Short exercise: Copy the lines below as they are; omit the images they contain.

[Data excerpts]
# # # # #

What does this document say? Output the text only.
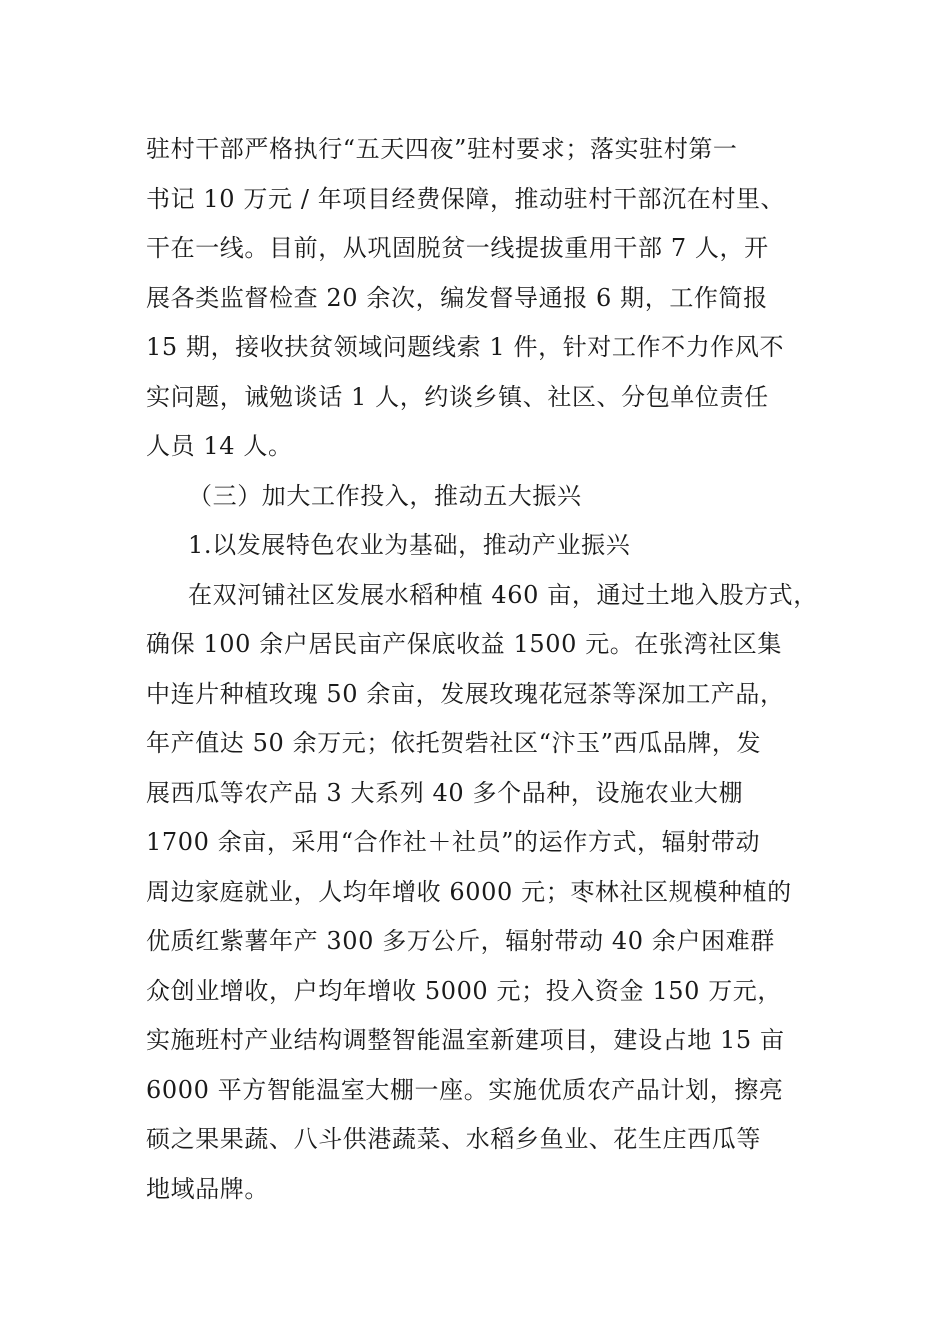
驻村干部严格执行“五天四夜”驻村要求；落实驻村第一
书记 10 万元 / 年项目经费保障，推动驻村干部沉在村里、
干在一线。目前，从巩固脱贫一线提拔重用干部 7 人，开
展各类监督检查 20 余次，编发督导通报 6 期，工作简报
15 期，接收扶贫领域问题线索 1 件，针对工作不力作风不
实问题，诫勉谈话 1 人，约谈乡镇、社区、分包单位责任
人员 14 人。
（三）加大工作投入，推动五大振兴
1.以发展特色农业为基础，推动产业振兴
在双河铺社区发展水稻种植 460 亩，通过土地入股方式，
确保 100 余户居民亩产保底收益 1500 元。在张湾社区集
中连片种植玫瑰 50 余亩，发展玫瑰花冠茶等深加工产品，
年产值达 50 余万元；依托贺砦社区“汴玉”西瓜品牌，发
展西瓜等农产品 3 大系列 40 多个品种，设施农业大棚
1700 余亩，采用“合作社＋社员”的运作方式，辐射带动
周边家庭就业，人均年增收 6000 元；枣林社区规模种植的
优质红紫薯年产 300 多万公斤，辐射带动 40 余户困难群
众创业增收，户均年增收 5000 元；投入资金 150 万元，
实施班村产业结构调整智能温室新建项目，建设占地 15 亩
6000 平方智能温室大棚一座。实施优质农产品计划，擦亮
硕之果果蔬、八斗供港蔬菜、水稻乡鱼业、花生庄西瓜等
地域品牌。
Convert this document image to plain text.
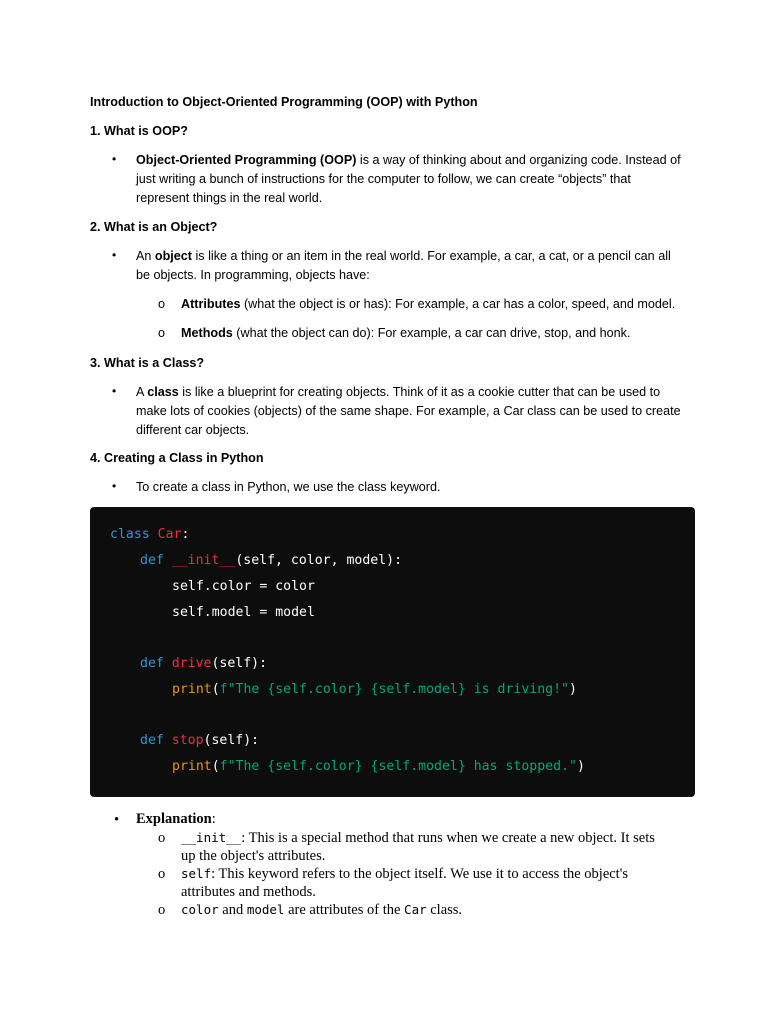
Introduction to Object-Oriented Programming (OOP) with Python
1. What is OOP?
• Object-Oriented Programming (OOP) is a way of thinking about and organizing code. Instead of
just writing a bunch of instructions for the computer to follow, we can create “objects” that
represent things in the real world.
2. What is an Object?
• An object is like a thing or an item in the real world. For example, a car, a cat, or a pencil can all
be objects. In programming, objects have:
o Attributes (what the object is or has): For example, a car has a color, speed, and model.
o Methods (what the object can do): For example, a car can drive, stop, and honk.
3. What is a Class?
• A class is like a blueprint for creating objects. Think of it as a cookie cutter that can be used to
make lots of cookies (objects) of the same shape. For example, a Car class can be used to create
different car objects.
4. Creating a Class in Python
• To create a class in Python, we use the class keyword.
class Car:
def __init__(self, color, model):
self.color = color
self.model = model
def drive(self):
print(f"The {self.color} {self.model} is driving!")
def stop(self):
print(f"The {self.color} {self.model} has stopped.")
• Explanation:
o __init__: This is a special method that runs when we create a new object. It sets
up the object's attributes.
o self: This keyword refers to the object itself. We use it to access the object's
attributes and methods.
o color and model are attributes of the Car class.
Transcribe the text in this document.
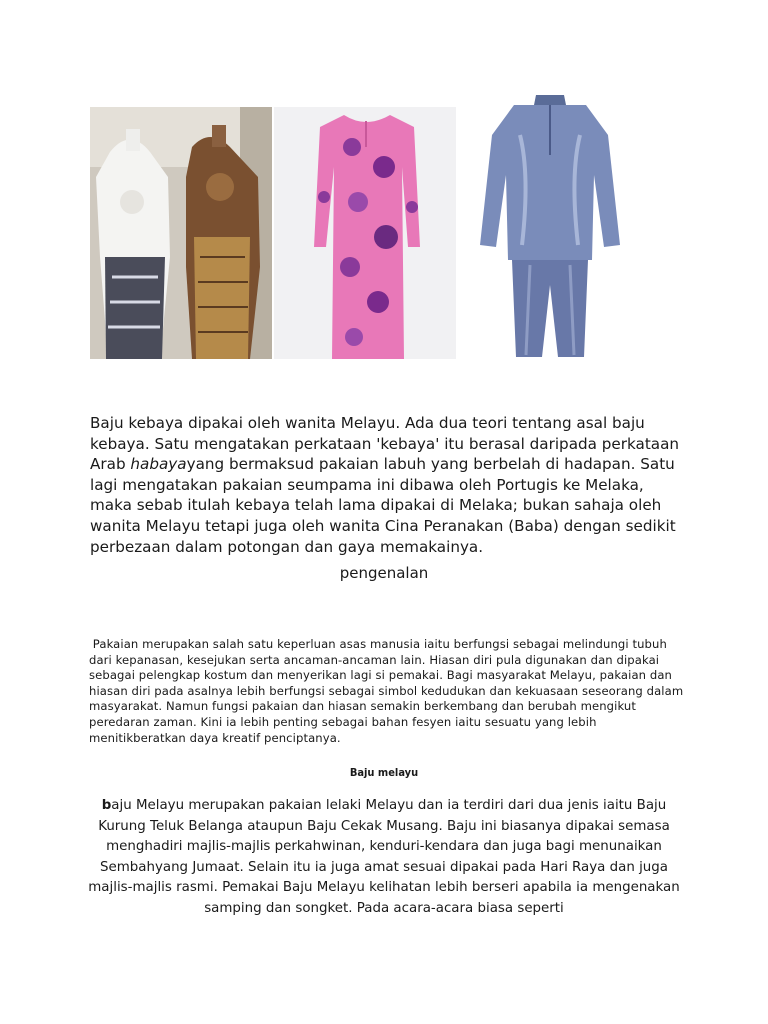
Baju kebaya dipakai oleh wanita Melayu. Ada dua teori tentang asal baju kebaya. Satu mengatakan perkataan 'kebaya' itu berasal daripada perkataan Arab habayayang bermaksud pakaian labuh yang berbelah di hadapan. Satu lagi mengatakan pakaian seumpama ini dibawa oleh Portugis ke Melaka, maka sebab itulah kebaya telah lama dipakai di Melaka; bukan sahaja oleh wanita Melayu tetapi juga oleh wanita Cina Peranakan (Baba) dengan sedikit perbezaan dalam potongan dan gaya memakainya.

pengenalan

Pakaian merupakan salah satu keperluan asas manusia iaitu berfungsi sebagai melindungi tubuh dari kepanasan, kesejukan serta ancaman-ancaman lain. Hiasan diri pula digunakan dan dipakai sebagai pelengkap kostum dan menyerikan lagi si pemakai. Bagi masyarakat Melayu, pakaian dan hiasan diri pada asalnya lebih berfungsi sebagai simbol kedudukan dan kekuasaan seseorang dalam masyarakat. Namun fungsi pakaian dan hiasan semakin berkembang dan berubah mengikut peredaran zaman. Kini ia lebih penting sebagai bahan fesyen iaitu sesuatu yang lebih menitikberatkan daya kreatif penciptanya.

Baju melayu

baju Melayu merupakan pakaian lelaki Melayu dan ia terdiri dari dua jenis iaitu Baju Kurung Teluk Belanga ataupun Baju Cekak Musang. Baju ini biasanya dipakai semasa menghadiri majlis-majlis perkahwinan, kenduri-kendara dan juga bagi menunaikan Sembahyang Jumaat. Selain itu ia juga amat sesuai dipakai pada Hari Raya dan juga majlis-majlis rasmi. Pemakai Baju Melayu kelihatan lebih berseri apabila ia mengenakan samping dan songket. Pada acara-acara biasa seperti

# # # # #

Response:
What does this document say? Output the text only.
驻村干部严格执行“五天四夜”驻村要求；落实驻村第一
书记 10 万元 / 年项目经费保障，推动驻村干部沉在村里、
干在一线。目前，从巩固脱贫一线提拔重用干部 7 人，开
展各类监督检查 20 余次，编发督导通报 6 期，工作简报
15 期，接收扶贫领域问题线索 1 件，针对工作不力作风不
实问题，诫勉谈话 1 人，约谈乡镇、社区、分包单位责任
人员 14 人。
（三）加大工作投入，推动五大振兴
1.以发展特色农业为基础，推动产业振兴
在双河铺社区发展水稻种植 460 亩，通过土地入股方式，
确保 100 余户居民亩产保底收益 1500 元。在张湾社区集
中连片种植玫瑰 50 余亩，发展玫瑰花冠茶等深加工产品，
年产值达 50 余万元；依托贺砦社区“汴玉”西瓜品牌，发
展西瓜等农产品 3 大系列 40 多个品种，设施农业大棚
1700 余亩，采用“合作社＋社员”的运作方式，辐射带动
周边家庭就业，人均年增收 6000 元；枣林社区规模种植的
优质红紫薯年产 300 多万公斤，辐射带动 40 余户困难群
众创业增收，户均年增收 5000 元；投入资金 150 万元，
实施班村产业结构调整智能温室新建项目，建设占地 15 亩
6000 平方智能温室大棚一座。实施优质农产品计划，擦亮
硕之果果蔬、八斗供港蔬菜、水稻乡鱼业、花生庄西瓜等
地域品牌。
Convert this document image to plain text.
Introduction to Object-Oriented Programming (OOP) with Python
1. What is OOP?
• Object-Oriented Programming (OOP) is a way of thinking about and organizing code. Instead of
just writing a bunch of instructions for the computer to follow, we can create “objects” that
represent things in the real world.
2. What is an Object?
• An object is like a thing or an item in the real world. For example, a car, a cat, or a pencil can all
be objects. In programming, objects have:
o Attributes (what the object is or has): For example, a car has a color, speed, and model.
o Methods (what the object can do): For example, a car can drive, stop, and honk.
3. What is a Class?
• A class is like a blueprint for creating objects. Think of it as a cookie cutter that can be used to
make lots of cookies (objects) of the same shape. For example, a Car class can be used to create
different car objects.
4. Creating a Class in Python
• To create a class in Python, we use the class keyword.
class Car:
def __init__(self, color, model):
self.color = color
self.model = model
def drive(self):
print(f"The {self.color} {self.model} is driving!")
def stop(self):
print(f"The {self.color} {self.model} has stopped.")
• Explanation:
o __init__: This is a special method that runs when we create a new object. It sets
up the object's attributes.
o self: This keyword refers to the object itself. We use it to access the object's
attributes and methods.
o color and model are attributes of the Car class.
Transcribe the text in this document.
Baju kebaya dipakai oleh wanita Melayu. Ada dua teori tentang asal baju kebaya. Satu mengatakan perkataan 'kebaya' itu berasal daripada perkataan Arab habayayang bermaksud pakaian labuh yang berbelah di hadapan. Satu lagi mengatakan pakaian seumpama ini dibawa oleh Portugis ke Melaka, maka sebab itulah kebaya telah lama dipakai di Melaka; bukan sahaja oleh wanita Melayu tetapi juga oleh wanita Cina Peranakan (Baba) dengan sedikit perbezaan dalam potongan dan gaya memakainya.

pengenalan

Pakaian merupakan salah satu keperluan asas manusia iaitu berfungsi sebagai melindungi tubuh dari kepanasan, kesejukan serta ancaman-ancaman lain. Hiasan diri pula digunakan dan dipakai sebagai pelengkap kostum dan menyerikan lagi si pemakai. Bagi masyarakat Melayu, pakaian dan hiasan diri pada asalnya lebih berfungsi sebagai simbol kedudukan dan kekuasaan seseorang dalam masyarakat. Namun fungsi pakaian dan hiasan semakin berkembang dan berubah mengikut peredaran zaman. Kini ia lebih penting sebagai bahan fesyen iaitu sesuatu yang lebih menitikberatkan daya kreatif penciptanya.

Baju melayu

baju Melayu merupakan pakaian lelaki Melayu dan ia terdiri dari dua jenis iaitu Baju Kurung Teluk Belanga ataupun Baju Cekak Musang. Baju ini biasanya dipakai semasa menghadiri majlis-majlis perkahwinan, kenduri-kendara dan juga bagi menunaikan Sembahyang Jumaat. Selain itu ia juga amat sesuai dipakai pada Hari Raya dan juga majlis-majlis rasmi. Pemakai Baju Melayu kelihatan lebih berseri apabila ia mengenakan samping dan songket. Pada acara-acara biasa seperti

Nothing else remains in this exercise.